**What this task involves:** Omit every picture while repeating the entries exactly.

**Task inputs:**
(begin)

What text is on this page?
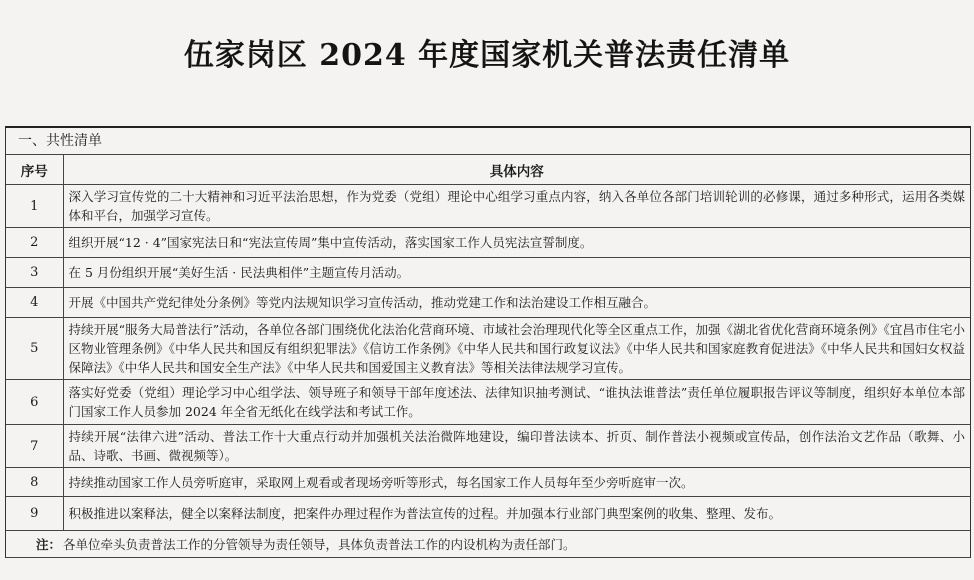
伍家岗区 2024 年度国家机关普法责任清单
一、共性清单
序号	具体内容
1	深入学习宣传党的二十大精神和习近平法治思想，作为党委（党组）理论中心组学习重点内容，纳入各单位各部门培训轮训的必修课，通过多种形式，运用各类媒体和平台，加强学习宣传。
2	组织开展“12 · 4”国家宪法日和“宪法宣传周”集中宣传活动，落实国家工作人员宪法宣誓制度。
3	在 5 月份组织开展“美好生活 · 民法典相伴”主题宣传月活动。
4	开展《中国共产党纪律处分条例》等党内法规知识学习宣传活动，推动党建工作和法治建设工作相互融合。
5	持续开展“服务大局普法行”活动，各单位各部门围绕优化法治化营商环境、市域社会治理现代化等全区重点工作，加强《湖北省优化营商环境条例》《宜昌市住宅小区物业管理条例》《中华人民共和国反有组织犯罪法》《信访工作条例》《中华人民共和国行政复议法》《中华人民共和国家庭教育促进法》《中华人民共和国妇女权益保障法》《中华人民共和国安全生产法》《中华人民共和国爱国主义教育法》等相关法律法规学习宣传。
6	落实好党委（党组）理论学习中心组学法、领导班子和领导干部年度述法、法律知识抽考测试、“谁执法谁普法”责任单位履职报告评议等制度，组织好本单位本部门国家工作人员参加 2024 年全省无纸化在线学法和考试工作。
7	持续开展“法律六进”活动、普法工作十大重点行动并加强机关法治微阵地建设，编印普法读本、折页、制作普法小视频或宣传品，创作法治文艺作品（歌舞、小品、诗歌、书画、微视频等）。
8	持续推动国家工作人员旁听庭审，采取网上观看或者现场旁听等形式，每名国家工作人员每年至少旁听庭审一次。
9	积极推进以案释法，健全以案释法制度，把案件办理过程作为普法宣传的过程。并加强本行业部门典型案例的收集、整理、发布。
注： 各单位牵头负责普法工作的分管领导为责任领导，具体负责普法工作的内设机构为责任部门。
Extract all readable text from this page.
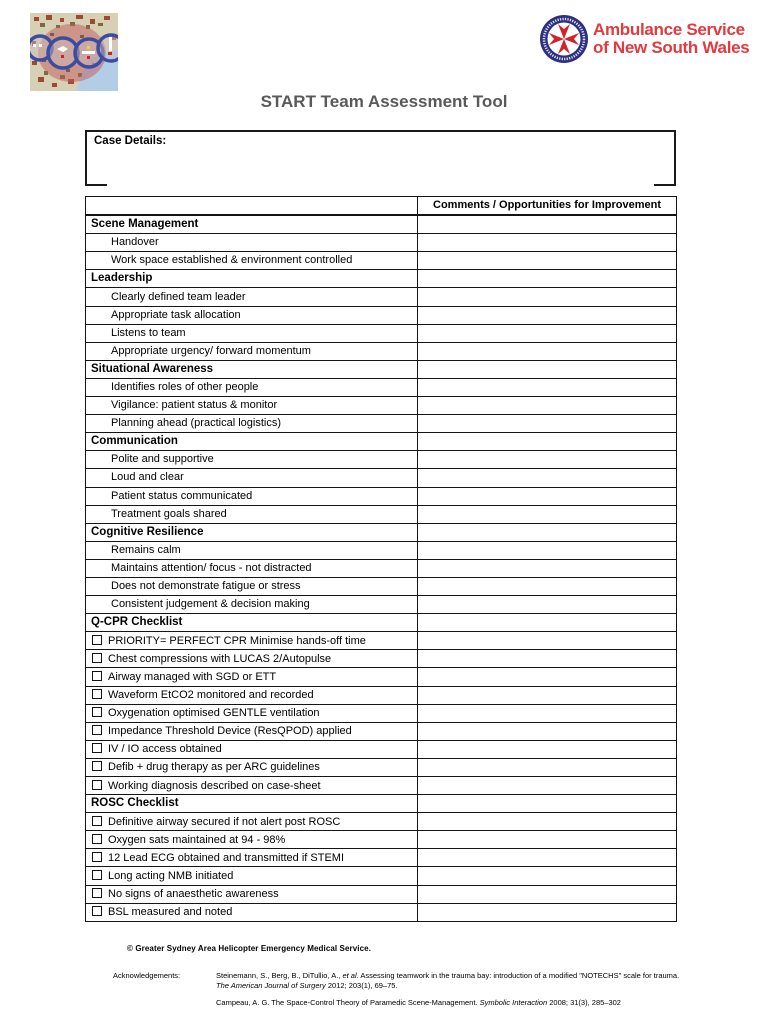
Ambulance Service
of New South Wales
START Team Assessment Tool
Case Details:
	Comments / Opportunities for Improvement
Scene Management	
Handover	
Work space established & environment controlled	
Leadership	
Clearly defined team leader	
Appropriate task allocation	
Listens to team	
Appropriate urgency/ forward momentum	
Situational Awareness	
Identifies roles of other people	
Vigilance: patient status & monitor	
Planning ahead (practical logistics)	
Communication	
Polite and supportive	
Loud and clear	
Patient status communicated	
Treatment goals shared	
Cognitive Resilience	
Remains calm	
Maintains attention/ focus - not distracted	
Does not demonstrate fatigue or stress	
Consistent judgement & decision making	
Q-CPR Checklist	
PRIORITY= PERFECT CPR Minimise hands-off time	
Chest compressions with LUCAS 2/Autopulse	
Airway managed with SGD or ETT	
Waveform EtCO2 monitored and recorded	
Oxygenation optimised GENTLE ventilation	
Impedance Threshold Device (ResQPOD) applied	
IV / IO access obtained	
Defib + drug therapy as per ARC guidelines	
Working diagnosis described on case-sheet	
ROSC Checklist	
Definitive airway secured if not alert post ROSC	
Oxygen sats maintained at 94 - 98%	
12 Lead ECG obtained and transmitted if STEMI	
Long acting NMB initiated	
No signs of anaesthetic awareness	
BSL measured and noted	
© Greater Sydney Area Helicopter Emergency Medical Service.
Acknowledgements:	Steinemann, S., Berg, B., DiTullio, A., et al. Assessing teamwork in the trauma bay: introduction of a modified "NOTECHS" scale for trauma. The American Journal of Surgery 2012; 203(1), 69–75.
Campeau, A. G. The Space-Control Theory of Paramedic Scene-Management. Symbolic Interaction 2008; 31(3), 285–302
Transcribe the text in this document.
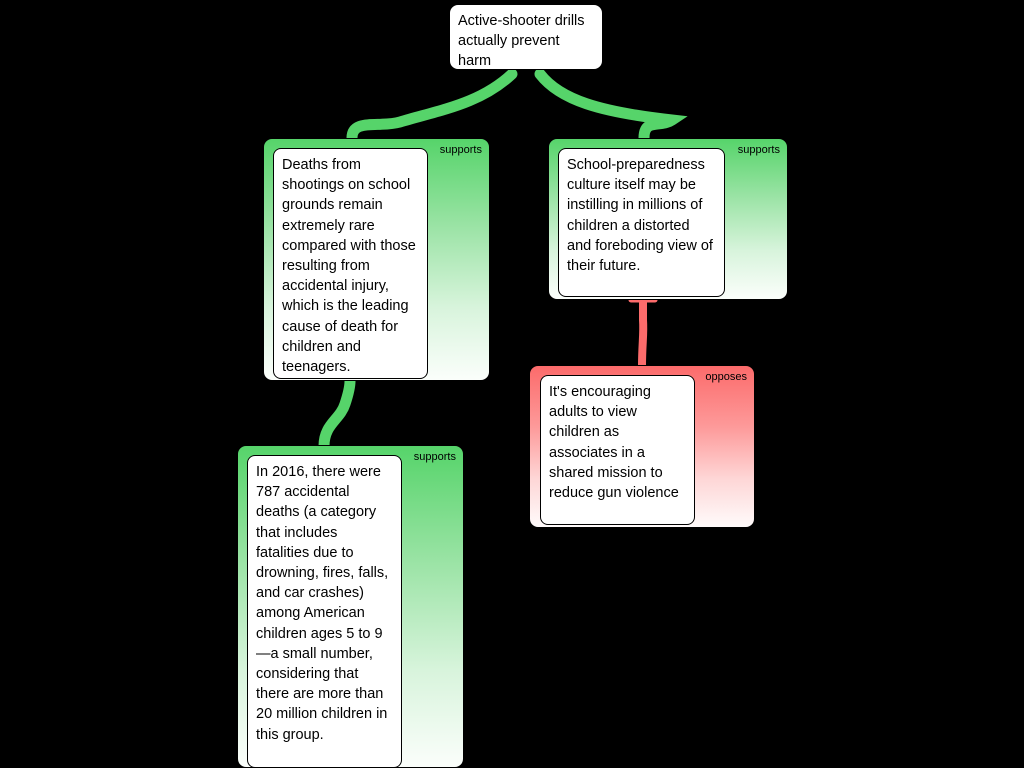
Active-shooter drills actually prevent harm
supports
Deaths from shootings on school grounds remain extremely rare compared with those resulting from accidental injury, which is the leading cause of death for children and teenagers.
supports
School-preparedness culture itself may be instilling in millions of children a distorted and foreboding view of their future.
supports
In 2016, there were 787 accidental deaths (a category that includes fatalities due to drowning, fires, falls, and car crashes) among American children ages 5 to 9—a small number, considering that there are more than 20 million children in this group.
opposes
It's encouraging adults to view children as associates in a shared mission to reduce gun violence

(end)

**Solution for this task:**
What text is on this page?
伍家岗区 2024 年度国家机关普法责任清单
一、共性清单
序号	具体内容
1	深入学习宣传党的二十大精神和习近平法治思想，作为党委（党组）理论中心组学习重点内容，纳入各单位各部门培训轮训的必修课，通过多种形式，运用各类媒体和平台，加强学习宣传。
2	组织开展“12 · 4”国家宪法日和“宪法宣传周”集中宣传活动，落实国家工作人员宪法宣誓制度。
3	在 5 月份组织开展“美好生活 · 民法典相伴”主题宣传月活动。
4	开展《中国共产党纪律处分条例》等党内法规知识学习宣传活动，推动党建工作和法治建设工作相互融合。
5	持续开展“服务大局普法行”活动，各单位各部门围绕优化法治化营商环境、市域社会治理现代化等全区重点工作，加强《湖北省优化营商环境条例》《宜昌市住宅小区物业管理条例》《中华人民共和国反有组织犯罪法》《信访工作条例》《中华人民共和国行政复议法》《中华人民共和国家庭教育促进法》《中华人民共和国妇女权益保障法》《中华人民共和国安全生产法》《中华人民共和国爱国主义教育法》等相关法律法规学习宣传。
6	落实好党委（党组）理论学习中心组学法、领导班子和领导干部年度述法、法律知识抽考测试、“谁执法谁普法”责任单位履职报告评议等制度，组织好本单位本部门国家工作人员参加 2024 年全省无纸化在线学法和考试工作。
7	持续开展“法律六进”活动、普法工作十大重点行动并加强机关法治微阵地建设，编印普法读本、折页、制作普法小视频或宣传品，创作法治文艺作品（歌舞、小品、诗歌、书画、微视频等）。
8	持续推动国家工作人员旁听庭审，采取网上观看或者现场旁听等形式，每名国家工作人员每年至少旁听庭审一次。
9	积极推进以案释法，健全以案释法制度，把案件办理过程作为普法宣传的过程。并加强本行业部门典型案例的收集、整理、发布。
注： 各单位牵头负责普法工作的分管领导为责任领导，具体负责普法工作的内设机构为责任部门。
Extract all readable text from this page.
Ambulance Service
of New South Wales
START Team Assessment Tool
Case Details:
	Comments / Opportunities for Improvement
Scene Management	
Handover	
Work space established & environment controlled	
Leadership	
Clearly defined team leader	
Appropriate task allocation	
Listens to team	
Appropriate urgency/ forward momentum	
Situational Awareness	
Identifies roles of other people	
Vigilance: patient status & monitor	
Planning ahead (practical logistics)	
Communication	
Polite and supportive	
Loud and clear	
Patient status communicated	
Treatment goals shared	
Cognitive Resilience	
Remains calm	
Maintains attention/ focus - not distracted	
Does not demonstrate fatigue or stress	
Consistent judgement & decision making	
Q-CPR Checklist	
PRIORITY= PERFECT CPR Minimise hands-off time	
Chest compressions with LUCAS 2/Autopulse	
Airway managed with SGD or ETT	
Waveform EtCO2 monitored and recorded	
Oxygenation optimised GENTLE ventilation	
Impedance Threshold Device (ResQPOD) applied	
IV / IO access obtained	
Defib + drug therapy as per ARC guidelines	
Working diagnosis described on case-sheet	
ROSC Checklist	
Definitive airway secured if not alert post ROSC	
Oxygen sats maintained at 94 - 98%	
12 Lead ECG obtained and transmitted if STEMI	
Long acting NMB initiated	
No signs of anaesthetic awareness	
BSL measured and noted	
© Greater Sydney Area Helicopter Emergency Medical Service.
Acknowledgements:	Steinemann, S., Berg, B., DiTullio, A., et al. Assessing teamwork in the trauma bay: introduction of a modified "NOTECHS" scale for trauma. The American Journal of Surgery 2012; 203(1), 69–75.
Campeau, A. G. The Space-Control Theory of Paramedic Scene-Management. Symbolic Interaction 2008; 31(3), 285–302
Transcribe the text in this document.
Active-shooter drills actually prevent harm
supports
Deaths from shootings on school grounds remain extremely rare compared with those resulting from accidental injury, which is the leading cause of death for children and teenagers.
supports
School-preparedness culture itself may be instilling in millions of children a distorted and foreboding view of their future.
supports
In 2016, there were 787 accidental deaths (a category that includes fatalities due to drowning, fires, falls, and car crashes) among American children ages 5 to 9—a small number, considering that there are more than 20 million children in this group.
opposes
It's encouraging adults to view children as associates in a shared mission to reduce gun violence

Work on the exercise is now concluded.